### [INSTRUCTION]
Only the number is needed: how many lines contain the word "title"?
__________________________________________________
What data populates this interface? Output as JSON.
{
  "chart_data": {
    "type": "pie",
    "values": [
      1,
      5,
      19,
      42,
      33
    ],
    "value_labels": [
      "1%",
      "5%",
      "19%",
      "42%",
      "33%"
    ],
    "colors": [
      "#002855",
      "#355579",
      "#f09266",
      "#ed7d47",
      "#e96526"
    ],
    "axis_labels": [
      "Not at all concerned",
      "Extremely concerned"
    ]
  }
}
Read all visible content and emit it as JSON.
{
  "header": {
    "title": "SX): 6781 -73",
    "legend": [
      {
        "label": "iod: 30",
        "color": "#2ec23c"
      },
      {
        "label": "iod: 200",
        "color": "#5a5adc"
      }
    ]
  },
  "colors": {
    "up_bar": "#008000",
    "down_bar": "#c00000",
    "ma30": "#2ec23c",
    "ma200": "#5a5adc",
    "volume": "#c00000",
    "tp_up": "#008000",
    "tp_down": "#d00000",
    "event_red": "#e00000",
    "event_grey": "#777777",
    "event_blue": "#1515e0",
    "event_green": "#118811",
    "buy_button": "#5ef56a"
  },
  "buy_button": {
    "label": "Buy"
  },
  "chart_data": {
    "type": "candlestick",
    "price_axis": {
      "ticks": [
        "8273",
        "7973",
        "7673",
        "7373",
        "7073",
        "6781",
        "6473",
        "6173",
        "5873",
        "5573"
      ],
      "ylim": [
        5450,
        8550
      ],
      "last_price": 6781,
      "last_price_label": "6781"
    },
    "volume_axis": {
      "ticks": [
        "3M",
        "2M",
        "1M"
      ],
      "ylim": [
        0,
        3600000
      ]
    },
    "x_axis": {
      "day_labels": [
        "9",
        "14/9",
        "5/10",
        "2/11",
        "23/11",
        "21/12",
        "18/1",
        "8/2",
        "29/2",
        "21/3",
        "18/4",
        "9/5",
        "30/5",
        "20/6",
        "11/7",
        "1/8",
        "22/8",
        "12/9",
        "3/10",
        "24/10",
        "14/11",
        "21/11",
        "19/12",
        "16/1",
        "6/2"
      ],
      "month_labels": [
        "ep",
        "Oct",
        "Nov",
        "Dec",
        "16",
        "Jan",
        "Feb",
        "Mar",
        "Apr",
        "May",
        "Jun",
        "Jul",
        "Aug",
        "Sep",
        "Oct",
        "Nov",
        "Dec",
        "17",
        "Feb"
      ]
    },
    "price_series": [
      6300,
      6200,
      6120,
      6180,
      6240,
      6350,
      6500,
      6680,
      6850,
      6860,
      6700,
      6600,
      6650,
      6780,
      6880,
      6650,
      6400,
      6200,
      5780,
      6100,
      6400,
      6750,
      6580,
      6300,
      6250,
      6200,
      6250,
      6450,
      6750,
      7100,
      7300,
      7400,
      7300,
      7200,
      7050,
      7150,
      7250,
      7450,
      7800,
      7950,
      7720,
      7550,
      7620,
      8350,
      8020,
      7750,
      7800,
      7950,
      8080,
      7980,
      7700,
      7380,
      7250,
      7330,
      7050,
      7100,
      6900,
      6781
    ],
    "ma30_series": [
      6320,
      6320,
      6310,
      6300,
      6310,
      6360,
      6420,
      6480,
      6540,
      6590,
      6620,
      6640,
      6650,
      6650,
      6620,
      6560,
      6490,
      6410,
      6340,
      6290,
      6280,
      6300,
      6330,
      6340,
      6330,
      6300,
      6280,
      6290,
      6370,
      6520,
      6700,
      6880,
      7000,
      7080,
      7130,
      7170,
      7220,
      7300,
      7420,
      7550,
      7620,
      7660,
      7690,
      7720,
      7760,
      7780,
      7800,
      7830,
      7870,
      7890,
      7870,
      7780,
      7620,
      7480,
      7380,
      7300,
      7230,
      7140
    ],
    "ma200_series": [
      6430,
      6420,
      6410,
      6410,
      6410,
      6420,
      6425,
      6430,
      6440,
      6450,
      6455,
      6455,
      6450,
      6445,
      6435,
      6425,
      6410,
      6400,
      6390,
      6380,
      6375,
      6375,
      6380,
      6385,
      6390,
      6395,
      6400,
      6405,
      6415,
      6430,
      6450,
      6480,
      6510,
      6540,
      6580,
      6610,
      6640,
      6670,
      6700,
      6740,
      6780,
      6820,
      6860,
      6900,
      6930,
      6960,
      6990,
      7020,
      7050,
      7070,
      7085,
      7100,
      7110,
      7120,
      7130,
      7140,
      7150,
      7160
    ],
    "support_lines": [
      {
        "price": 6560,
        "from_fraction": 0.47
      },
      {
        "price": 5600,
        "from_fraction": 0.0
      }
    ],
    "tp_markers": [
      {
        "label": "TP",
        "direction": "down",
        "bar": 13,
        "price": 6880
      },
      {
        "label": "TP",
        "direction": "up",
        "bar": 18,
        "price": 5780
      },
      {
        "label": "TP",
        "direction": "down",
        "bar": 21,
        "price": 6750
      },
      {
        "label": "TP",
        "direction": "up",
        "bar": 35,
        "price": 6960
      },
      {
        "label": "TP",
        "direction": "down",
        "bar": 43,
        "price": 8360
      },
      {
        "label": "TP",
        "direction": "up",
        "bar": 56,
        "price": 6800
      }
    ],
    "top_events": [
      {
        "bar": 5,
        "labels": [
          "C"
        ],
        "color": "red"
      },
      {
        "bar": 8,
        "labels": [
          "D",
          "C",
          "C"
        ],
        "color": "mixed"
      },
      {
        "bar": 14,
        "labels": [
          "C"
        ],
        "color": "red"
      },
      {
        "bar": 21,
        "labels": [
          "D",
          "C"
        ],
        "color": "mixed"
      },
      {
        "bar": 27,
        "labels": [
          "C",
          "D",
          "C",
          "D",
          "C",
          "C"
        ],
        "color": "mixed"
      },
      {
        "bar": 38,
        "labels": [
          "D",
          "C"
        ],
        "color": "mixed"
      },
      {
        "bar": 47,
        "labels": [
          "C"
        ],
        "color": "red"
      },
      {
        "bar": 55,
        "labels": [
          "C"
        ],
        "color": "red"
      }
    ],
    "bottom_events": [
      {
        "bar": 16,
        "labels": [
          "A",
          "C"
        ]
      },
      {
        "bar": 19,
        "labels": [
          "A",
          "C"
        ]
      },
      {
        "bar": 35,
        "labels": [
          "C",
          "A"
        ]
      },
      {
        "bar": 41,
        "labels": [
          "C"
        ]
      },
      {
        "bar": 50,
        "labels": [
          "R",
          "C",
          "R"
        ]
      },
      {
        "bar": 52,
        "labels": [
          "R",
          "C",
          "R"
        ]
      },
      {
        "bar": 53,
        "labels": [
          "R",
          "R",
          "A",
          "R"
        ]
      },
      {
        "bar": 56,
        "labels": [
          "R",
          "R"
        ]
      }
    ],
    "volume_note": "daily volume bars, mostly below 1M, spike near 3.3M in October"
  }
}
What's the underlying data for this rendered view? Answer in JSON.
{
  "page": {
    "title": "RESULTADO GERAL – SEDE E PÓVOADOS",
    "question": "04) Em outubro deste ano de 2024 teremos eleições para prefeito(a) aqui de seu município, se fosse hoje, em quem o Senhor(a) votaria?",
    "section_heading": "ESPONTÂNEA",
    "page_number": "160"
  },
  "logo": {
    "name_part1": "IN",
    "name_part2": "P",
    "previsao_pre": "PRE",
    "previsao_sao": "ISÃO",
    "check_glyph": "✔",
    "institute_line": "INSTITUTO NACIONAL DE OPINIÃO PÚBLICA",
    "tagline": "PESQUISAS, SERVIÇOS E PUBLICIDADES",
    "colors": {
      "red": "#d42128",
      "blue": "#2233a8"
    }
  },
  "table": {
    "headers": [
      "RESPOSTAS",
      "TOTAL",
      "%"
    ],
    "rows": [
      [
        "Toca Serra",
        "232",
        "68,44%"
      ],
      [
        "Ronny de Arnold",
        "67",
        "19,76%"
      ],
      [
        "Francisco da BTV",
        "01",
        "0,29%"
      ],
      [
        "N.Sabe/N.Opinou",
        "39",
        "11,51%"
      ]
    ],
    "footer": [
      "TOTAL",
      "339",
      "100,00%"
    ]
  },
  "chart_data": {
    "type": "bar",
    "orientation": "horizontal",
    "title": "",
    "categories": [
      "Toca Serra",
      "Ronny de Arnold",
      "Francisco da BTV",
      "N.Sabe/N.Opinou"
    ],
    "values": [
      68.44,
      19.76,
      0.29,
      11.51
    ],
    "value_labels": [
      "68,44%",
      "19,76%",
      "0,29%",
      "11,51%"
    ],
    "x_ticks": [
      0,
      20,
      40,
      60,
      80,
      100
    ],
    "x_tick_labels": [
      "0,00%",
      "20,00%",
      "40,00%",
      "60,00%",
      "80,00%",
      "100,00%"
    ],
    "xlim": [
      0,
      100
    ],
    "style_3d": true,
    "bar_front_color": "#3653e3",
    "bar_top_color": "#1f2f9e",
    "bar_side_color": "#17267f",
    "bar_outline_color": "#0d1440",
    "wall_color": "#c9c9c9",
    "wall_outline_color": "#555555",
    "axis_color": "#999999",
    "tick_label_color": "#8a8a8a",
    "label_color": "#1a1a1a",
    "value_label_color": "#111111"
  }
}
__________________________________________________
### [EXERCISE ANSWER]
3